WRITTEN EXERCISE: Your task is to transcribe all of the data below exactly, omitting the images.

SUPPLIED RECORDS:
══════════════════════════════
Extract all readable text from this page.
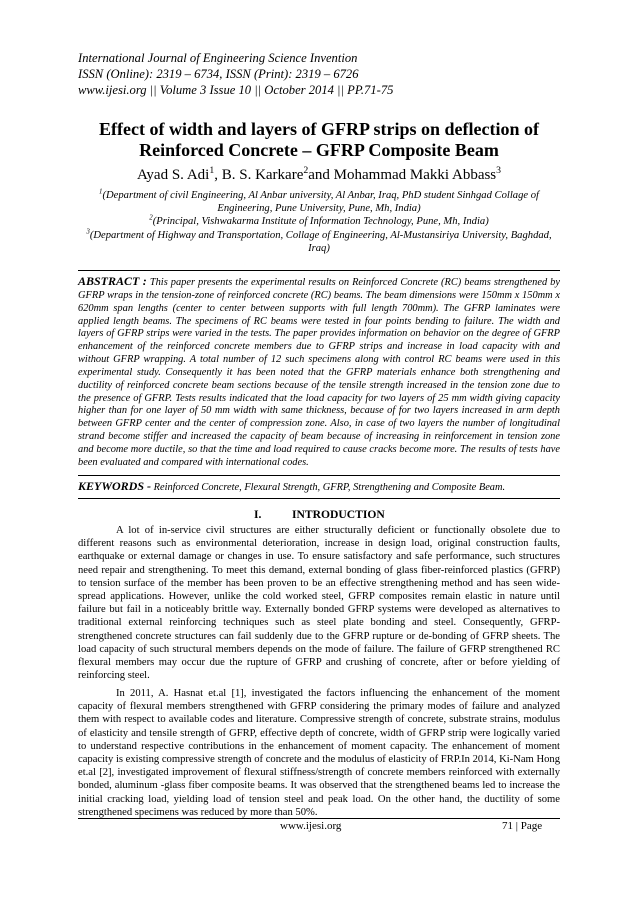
International Journal of Engineering Science Invention
ISSN (Online): 2319 – 6734, ISSN (Print): 2319 – 6726
www.ijesi.org || Volume 3 Issue 10 || October 2014 || PP.71-75
Effect of width and layers of GFRP strips on deflection of
Reinforced Concrete – GFRP Composite Beam
Ayad S. Adi$^1$, B. S. Karkare$^2$and Mohammad Makki Abbass$^3$
$^1$(Department of civil Engineering, Al Anbar university, Al Anbar, Iraq, PhD student Sinhgad Collage of Engineering, Pune University, Pune, Mh, India)
$^2$(Principal, Vishwakarma Institute of Information Technology, Pune, Mh, India)
$^3$(Department of Highway and Transportation, Collage of Engineering, Al-Mustansiriya University, Baghdad, Iraq)
ABSTRACT : This paper presents the experimental results on Reinforced Concrete (RC) beams strengthened by GFRP wraps in the tension-zone of reinforced concrete (RC) beams. The beam dimensions were 150mm x 150mm x 620mm span lengths (center to center between supports with full length 700mm). The GFRP laminates were applied length beams. The specimens of RC beams were tested in four points bending to failure. The width and layers of GFRP strips were varied in the tests. The paper provides information on behavior on the degree of GFRP enhancement of the reinforced concrete members due to GFRP strips and increase in load capacity with and without GFRP wrapping. A total number of 12 such specimens along with control RC beams were used in this experimental study. Consequently it has been noted that the GFRP materials enhance both strengthening and ductility of reinforced concrete beam sections because of the tensile strength increased in the tension zone due to the presence of GFRP. Tests results indicated that the load capacity for two layers of 25 mm width giving capacity higher than for one layer of 50 mm width with same thickness, because of for two layers increased in arm depth between GFRP center and the center of compression zone. Also, in case of two layers the number of longitudinal strand become stiffer and increased the capacity of beam because of increasing in reinforcement in tension zone and become more ductile, so that the time and load required to cause cracks become more. The results of tests have been evaluated and compared with international codes.
KEYWORDS - Reinforced Concrete, Flexural Strength, GFRP, Strengthening and Composite Beam.
I.	INTRODUCTION
A lot of in-service civil structures are either structurally deficient or functionally obsolete due to different reasons such as environmental deterioration, increase in design load, original construction faults, earthquake or external damage or changes in use. To ensure satisfactory and safe performance, such structures need repair and strengthening. To meet this demand, external bonding of glass fiber-reinforced plastics (GFRP) to tension surface of the member has been proven to be an effective strengthening method and has seen wide-spread applications. However, unlike the cold worked steel, GFRP composites remain elastic in nature until failure but fail in a noticeably brittle way. Externally bonded GFRP systems were developed as alternatives to traditional external reinforcing techniques such as steel plate bonding and steel. Consequently, GFRP-strengthened concrete structures can fail suddenly due to the GFRP rupture or de-bonding of GFRP sheets. The load capacity of such structural members depends on the mode of failure. The failure of GFRP strengthened RC flexural members may occur due the rupture of GFRP and crushing of concrete, after or before yielding of reinforcing steel.
In 2011, A. Hasnat et.al [1], investigated the factors influencing the enhancement of the moment capacity of flexural members strengthened with GFRP considering the primary modes of failure and analyzed them with respect to available codes and literature. Compressive strength of concrete, substrate strains, modulus of elasticity and tensile strength of GFRP, effective depth of concrete, width of GFRP strip were logically varied to understand respective contributions in the enhancement of moment capacity. The enhancement of moment capacity is existing compressive strength of concrete and the modulus of elasticity of FRP.In 2014, Ki-Nam Hong et.al [2], investigated improvement of flexural stiffness/strength of concrete members reinforced with externally bonded, aluminum -glass fiber composite beams. It was observed that the strengthened beams led to increase the initial cracking load, yielding load of tension steel and peak load. On the other hand, the ductility of some strengthened specimens was reduced by more than 50%.
www.ijesi.org	71 | Page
══════════════════════════════
WRITTEN REPLY:
Extract all readable text from this page.
International Journal of Engineering Science Invention
ISSN (Online): 2319 – 6734, ISSN (Print): 2319 – 6726
www.ijesi.org || Volume 3 Issue 10 || October 2014 || PP.71-75
Effect of width and layers of GFRP strips on deflection of
Reinforced Concrete – GFRP Composite Beam
Ayad S. Adi$^1$, B. S. Karkare$^2$and Mohammad Makki Abbass$^3$
$^1$(Department of civil Engineering, Al Anbar university, Al Anbar, Iraq, PhD student Sinhgad Collage of Engineering, Pune University, Pune, Mh, India)
$^2$(Principal, Vishwakarma Institute of Information Technology, Pune, Mh, India)
$^3$(Department of Highway and Transportation, Collage of Engineering, Al-Mustansiriya University, Baghdad, Iraq)
ABSTRACT : This paper presents the experimental results on Reinforced Concrete (RC) beams strengthened by GFRP wraps in the tension-zone of reinforced concrete (RC) beams. The beam dimensions were 150mm x 150mm x 620mm span lengths (center to center between supports with full length 700mm). The GFRP laminates were applied length beams. The specimens of RC beams were tested in four points bending to failure. The width and layers of GFRP strips were varied in the tests. The paper provides information on behavior on the degree of GFRP enhancement of the reinforced concrete members due to GFRP strips and increase in load capacity with and without GFRP wrapping. A total number of 12 such specimens along with control RC beams were used in this experimental study. Consequently it has been noted that the GFRP materials enhance both strengthening and ductility of reinforced concrete beam sections because of the tensile strength increased in the tension zone due to the presence of GFRP. Tests results indicated that the load capacity for two layers of 25 mm width giving capacity higher than for one layer of 50 mm width with same thickness, because of for two layers increased in arm depth between GFRP center and the center of compression zone. Also, in case of two layers the number of longitudinal strand become stiffer and increased the capacity of beam because of increasing in reinforcement in tension zone and become more ductile, so that the time and load required to cause cracks become more. The results of tests have been evaluated and compared with international codes.
KEYWORDS - Reinforced Concrete, Flexural Strength, GFRP, Strengthening and Composite Beam.
I.	INTRODUCTION
A lot of in-service civil structures are either structurally deficient or functionally obsolete due to different reasons such as environmental deterioration, increase in design load, original construction faults, earthquake or external damage or changes in use. To ensure satisfactory and safe performance, such structures need repair and strengthening. To meet this demand, external bonding of glass fiber-reinforced plastics (GFRP) to tension surface of the member has been proven to be an effective strengthening method and has seen wide-spread applications. However, unlike the cold worked steel, GFRP composites remain elastic in nature until failure but fail in a noticeably brittle way. Externally bonded GFRP systems were developed as alternatives to traditional external reinforcing techniques such as steel plate bonding and steel. Consequently, GFRP-strengthened concrete structures can fail suddenly due to the GFRP rupture or de-bonding of GFRP sheets. The load capacity of such structural members depends on the mode of failure. The failure of GFRP strengthened RC flexural members may occur due the rupture of GFRP and crushing of concrete, after or before yielding of reinforcing steel.
In 2011, A. Hasnat et.al [1], investigated the factors influencing the enhancement of the moment capacity of flexural members strengthened with GFRP considering the primary modes of failure and analyzed them with respect to available codes and literature. Compressive strength of concrete, substrate strains, modulus of elasticity and tensile strength of GFRP, effective depth of concrete, width of GFRP strip were logically varied to understand respective contributions in the enhancement of moment capacity. The enhancement of moment capacity is existing compressive strength of concrete and the modulus of elasticity of FRP.In 2014, Ki-Nam Hong et.al [2], investigated improvement of flexural stiffness/strength of concrete members reinforced with externally bonded, aluminum -glass fiber composite beams. It was observed that the strengthened beams led to increase the initial cracking load, yielding load of tension steel and peak load. On the other hand, the ductility of some strengthened specimens was reduced by more than 50%.
www.ijesi.org	71 | Page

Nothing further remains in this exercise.